= Goal =
Please write out the complete listing that follows, exactly as it reads.

= Record list =
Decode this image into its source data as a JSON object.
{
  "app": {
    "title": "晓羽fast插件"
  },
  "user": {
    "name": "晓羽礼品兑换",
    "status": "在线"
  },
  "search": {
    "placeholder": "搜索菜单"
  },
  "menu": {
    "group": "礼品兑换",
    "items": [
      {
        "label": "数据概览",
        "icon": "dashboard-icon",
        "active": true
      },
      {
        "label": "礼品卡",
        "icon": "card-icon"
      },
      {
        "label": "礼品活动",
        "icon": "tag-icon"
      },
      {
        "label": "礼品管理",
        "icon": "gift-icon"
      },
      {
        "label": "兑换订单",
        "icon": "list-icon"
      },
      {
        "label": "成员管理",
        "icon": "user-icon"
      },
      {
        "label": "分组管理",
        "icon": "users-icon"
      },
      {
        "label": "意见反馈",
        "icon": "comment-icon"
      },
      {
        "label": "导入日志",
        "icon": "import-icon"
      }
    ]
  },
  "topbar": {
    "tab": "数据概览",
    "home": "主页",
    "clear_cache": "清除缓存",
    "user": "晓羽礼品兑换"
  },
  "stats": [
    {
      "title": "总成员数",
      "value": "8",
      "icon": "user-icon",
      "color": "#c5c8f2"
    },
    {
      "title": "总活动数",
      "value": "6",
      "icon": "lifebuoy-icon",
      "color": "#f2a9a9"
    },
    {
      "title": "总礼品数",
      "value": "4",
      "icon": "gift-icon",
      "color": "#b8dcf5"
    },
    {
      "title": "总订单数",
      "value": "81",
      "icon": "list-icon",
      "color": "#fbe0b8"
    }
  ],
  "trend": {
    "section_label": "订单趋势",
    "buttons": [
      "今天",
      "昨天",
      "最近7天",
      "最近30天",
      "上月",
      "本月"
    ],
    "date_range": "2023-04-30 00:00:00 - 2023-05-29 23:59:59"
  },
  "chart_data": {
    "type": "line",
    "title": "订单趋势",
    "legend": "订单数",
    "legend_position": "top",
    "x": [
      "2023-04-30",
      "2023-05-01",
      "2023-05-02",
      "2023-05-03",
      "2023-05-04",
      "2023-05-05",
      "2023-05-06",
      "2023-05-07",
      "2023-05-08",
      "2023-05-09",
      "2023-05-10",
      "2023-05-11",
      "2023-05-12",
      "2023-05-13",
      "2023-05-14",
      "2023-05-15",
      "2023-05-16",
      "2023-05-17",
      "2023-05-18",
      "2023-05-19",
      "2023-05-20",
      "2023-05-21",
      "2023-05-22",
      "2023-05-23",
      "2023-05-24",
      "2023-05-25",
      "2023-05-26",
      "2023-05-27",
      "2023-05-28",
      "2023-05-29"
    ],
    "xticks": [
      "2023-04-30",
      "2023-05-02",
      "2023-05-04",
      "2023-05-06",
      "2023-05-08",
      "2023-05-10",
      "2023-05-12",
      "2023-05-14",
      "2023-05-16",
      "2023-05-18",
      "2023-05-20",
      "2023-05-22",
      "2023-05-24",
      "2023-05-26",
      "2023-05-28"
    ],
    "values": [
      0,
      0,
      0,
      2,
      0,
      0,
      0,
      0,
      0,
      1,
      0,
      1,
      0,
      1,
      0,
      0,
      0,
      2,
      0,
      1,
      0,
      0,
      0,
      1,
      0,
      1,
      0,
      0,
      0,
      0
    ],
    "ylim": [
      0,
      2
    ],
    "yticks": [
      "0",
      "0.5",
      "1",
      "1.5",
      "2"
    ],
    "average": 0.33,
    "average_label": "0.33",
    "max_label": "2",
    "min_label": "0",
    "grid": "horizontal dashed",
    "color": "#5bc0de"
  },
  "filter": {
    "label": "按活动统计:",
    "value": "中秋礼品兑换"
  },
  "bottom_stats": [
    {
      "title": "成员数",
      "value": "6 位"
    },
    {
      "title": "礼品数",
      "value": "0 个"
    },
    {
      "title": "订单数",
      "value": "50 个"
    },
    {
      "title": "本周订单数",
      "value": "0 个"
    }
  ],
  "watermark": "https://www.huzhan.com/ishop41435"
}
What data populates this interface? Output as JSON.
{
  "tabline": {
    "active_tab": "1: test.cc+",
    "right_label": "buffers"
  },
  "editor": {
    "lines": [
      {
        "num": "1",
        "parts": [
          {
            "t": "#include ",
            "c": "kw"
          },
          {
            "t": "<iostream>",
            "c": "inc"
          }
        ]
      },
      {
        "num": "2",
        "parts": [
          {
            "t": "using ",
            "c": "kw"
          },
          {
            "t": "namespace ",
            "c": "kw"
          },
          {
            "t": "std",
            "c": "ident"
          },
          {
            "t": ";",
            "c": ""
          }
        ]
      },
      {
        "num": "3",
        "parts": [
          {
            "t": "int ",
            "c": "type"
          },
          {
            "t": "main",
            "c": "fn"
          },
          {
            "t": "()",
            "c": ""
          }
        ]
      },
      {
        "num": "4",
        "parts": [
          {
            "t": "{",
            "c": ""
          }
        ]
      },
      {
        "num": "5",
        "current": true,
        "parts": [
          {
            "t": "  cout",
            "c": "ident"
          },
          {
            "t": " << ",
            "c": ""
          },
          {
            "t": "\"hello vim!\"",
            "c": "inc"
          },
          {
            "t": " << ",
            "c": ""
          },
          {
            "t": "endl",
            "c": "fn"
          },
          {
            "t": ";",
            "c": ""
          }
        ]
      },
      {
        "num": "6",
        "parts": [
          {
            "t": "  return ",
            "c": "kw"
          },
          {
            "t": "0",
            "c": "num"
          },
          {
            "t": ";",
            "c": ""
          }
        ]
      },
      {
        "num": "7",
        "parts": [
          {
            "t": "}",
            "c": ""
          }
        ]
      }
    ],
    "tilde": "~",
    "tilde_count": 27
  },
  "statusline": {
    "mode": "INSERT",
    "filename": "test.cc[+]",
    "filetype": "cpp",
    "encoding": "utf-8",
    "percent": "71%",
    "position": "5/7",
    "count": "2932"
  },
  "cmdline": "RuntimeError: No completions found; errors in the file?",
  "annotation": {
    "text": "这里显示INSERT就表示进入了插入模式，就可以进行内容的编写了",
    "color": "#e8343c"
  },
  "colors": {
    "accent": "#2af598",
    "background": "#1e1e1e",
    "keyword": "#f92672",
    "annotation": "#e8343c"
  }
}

= Result of the exercise =
Decode this image into its source data as a JSON object.
{
  "app": {
    "title": "晓羽fast插件"
  },
  "user": {
    "name": "晓羽礼品兑换",
    "status": "在线"
  },
  "search": {
    "placeholder": "搜索菜单"
  },
  "menu": {
    "group": "礼品兑换",
    "items": [
      {
        "label": "数据概览",
        "icon": "dashboard-icon",
        "active": true
      },
      {
        "label": "礼品卡",
        "icon": "card-icon"
      },
      {
        "label": "礼品活动",
        "icon": "tag-icon"
      },
      {
        "label": "礼品管理",
        "icon": "gift-icon"
      },
      {
        "label": "兑换订单",
        "icon": "list-icon"
      },
      {
        "label": "成员管理",
        "icon": "user-icon"
      },
      {
        "label": "分组管理",
        "icon": "users-icon"
      },
      {
        "label": "意见反馈",
        "icon": "comment-icon"
      },
      {
        "label": "导入日志",
        "icon": "import-icon"
      }
    ]
  },
  "topbar": {
    "tab": "数据概览",
    "home": "主页",
    "clear_cache": "清除缓存",
    "user": "晓羽礼品兑换"
  },
  "stats": [
    {
      "title": "总成员数",
      "value": "8",
      "icon": "user-icon",
      "color": "#c5c8f2"
    },
    {
      "title": "总活动数",
      "value": "6",
      "icon": "lifebuoy-icon",
      "color": "#f2a9a9"
    },
    {
      "title": "总礼品数",
      "value": "4",
      "icon": "gift-icon",
      "color": "#b8dcf5"
    },
    {
      "title": "总订单数",
      "value": "81",
      "icon": "list-icon",
      "color": "#fbe0b8"
    }
  ],
  "trend": {
    "section_label": "订单趋势",
    "buttons": [
      "今天",
      "昨天",
      "最近7天",
      "最近30天",
      "上月",
      "本月"
    ],
    "date_range": "2023-04-30 00:00:00 - 2023-05-29 23:59:59"
  },
  "chart_data": {
    "type": "line",
    "title": "订单趋势",
    "legend": "订单数",
    "legend_position": "top",
    "x": [
      "2023-04-30",
      "2023-05-01",
      "2023-05-02",
      "2023-05-03",
      "2023-05-04",
      "2023-05-05",
      "2023-05-06",
      "2023-05-07",
      "2023-05-08",
      "2023-05-09",
      "2023-05-10",
      "2023-05-11",
      "2023-05-12",
      "2023-05-13",
      "2023-05-14",
      "2023-05-15",
      "2023-05-16",
      "2023-05-17",
      "2023-05-18",
      "2023-05-19",
      "2023-05-20",
      "2023-05-21",
      "2023-05-22",
      "2023-05-23",
      "2023-05-24",
      "2023-05-25",
      "2023-05-26",
      "2023-05-27",
      "2023-05-28",
      "2023-05-29"
    ],
    "xticks": [
      "2023-04-30",
      "2023-05-02",
      "2023-05-04",
      "2023-05-06",
      "2023-05-08",
      "2023-05-10",
      "2023-05-12",
      "2023-05-14",
      "2023-05-16",
      "2023-05-18",
      "2023-05-20",
      "2023-05-22",
      "2023-05-24",
      "2023-05-26",
      "2023-05-28"
    ],
    "values": [
      0,
      0,
      0,
      2,
      0,
      0,
      0,
      0,
      0,
      1,
      0,
      1,
      0,
      1,
      0,
      0,
      0,
      2,
      0,
      1,
      0,
      0,
      0,
      1,
      0,
      1,
      0,
      0,
      0,
      0
    ],
    "ylim": [
      0,
      2
    ],
    "yticks": [
      "0",
      "0.5",
      "1",
      "1.5",
      "2"
    ],
    "average": 0.33,
    "average_label": "0.33",
    "max_label": "2",
    "min_label": "0",
    "grid": "horizontal dashed",
    "color": "#5bc0de"
  },
  "filter": {
    "label": "按活动统计:",
    "value": "中秋礼品兑换"
  },
  "bottom_stats": [
    {
      "title": "成员数",
      "value": "6 位"
    },
    {
      "title": "礼品数",
      "value": "0 个"
    },
    {
      "title": "订单数",
      "value": "50 个"
    },
    {
      "title": "本周订单数",
      "value": "0 个"
    }
  ],
  "watermark": "https://www.huzhan.com/ishop41435"
}
What data populates this interface? Output as JSON.
{
  "tabline": {
    "active_tab": "1: test.cc+",
    "right_label": "buffers"
  },
  "editor": {
    "lines": [
      {
        "num": "1",
        "parts": [
          {
            "t": "#include ",
            "c": "kw"
          },
          {
            "t": "<iostream>",
            "c": "inc"
          }
        ]
      },
      {
        "num": "2",
        "parts": [
          {
            "t": "using ",
            "c": "kw"
          },
          {
            "t": "namespace ",
            "c": "kw"
          },
          {
            "t": "std",
            "c": "ident"
          },
          {
            "t": ";",
            "c": ""
          }
        ]
      },
      {
        "num": "3",
        "parts": [
          {
            "t": "int ",
            "c": "type"
          },
          {
            "t": "main",
            "c": "fn"
          },
          {
            "t": "()",
            "c": ""
          }
        ]
      },
      {
        "num": "4",
        "parts": [
          {
            "t": "{",
            "c": ""
          }
        ]
      },
      {
        "num": "5",
        "current": true,
        "parts": [
          {
            "t": "  cout",
            "c": "ident"
          },
          {
            "t": " << ",
            "c": ""
          },
          {
            "t": "\"hello vim!\"",
            "c": "inc"
          },
          {
            "t": " << ",
            "c": ""
          },
          {
            "t": "endl",
            "c": "fn"
          },
          {
            "t": ";",
            "c": ""
          }
        ]
      },
      {
        "num": "6",
        "parts": [
          {
            "t": "  return ",
            "c": "kw"
          },
          {
            "t": "0",
            "c": "num"
          },
          {
            "t": ";",
            "c": ""
          }
        ]
      },
      {
        "num": "7",
        "parts": [
          {
            "t": "}",
            "c": ""
          }
        ]
      }
    ],
    "tilde": "~",
    "tilde_count": 27
  },
  "statusline": {
    "mode": "INSERT",
    "filename": "test.cc[+]",
    "filetype": "cpp",
    "encoding": "utf-8",
    "percent": "71%",
    "position": "5/7",
    "count": "2932"
  },
  "cmdline": "RuntimeError: No completions found; errors in the file?",
  "annotation": {
    "text": "这里显示INSERT就表示进入了插入模式，就可以进行内容的编写了",
    "color": "#e8343c"
  },
  "colors": {
    "accent": "#2af598",
    "background": "#1e1e1e",
    "keyword": "#f92672",
    "annotation": "#e8343c"
  }
}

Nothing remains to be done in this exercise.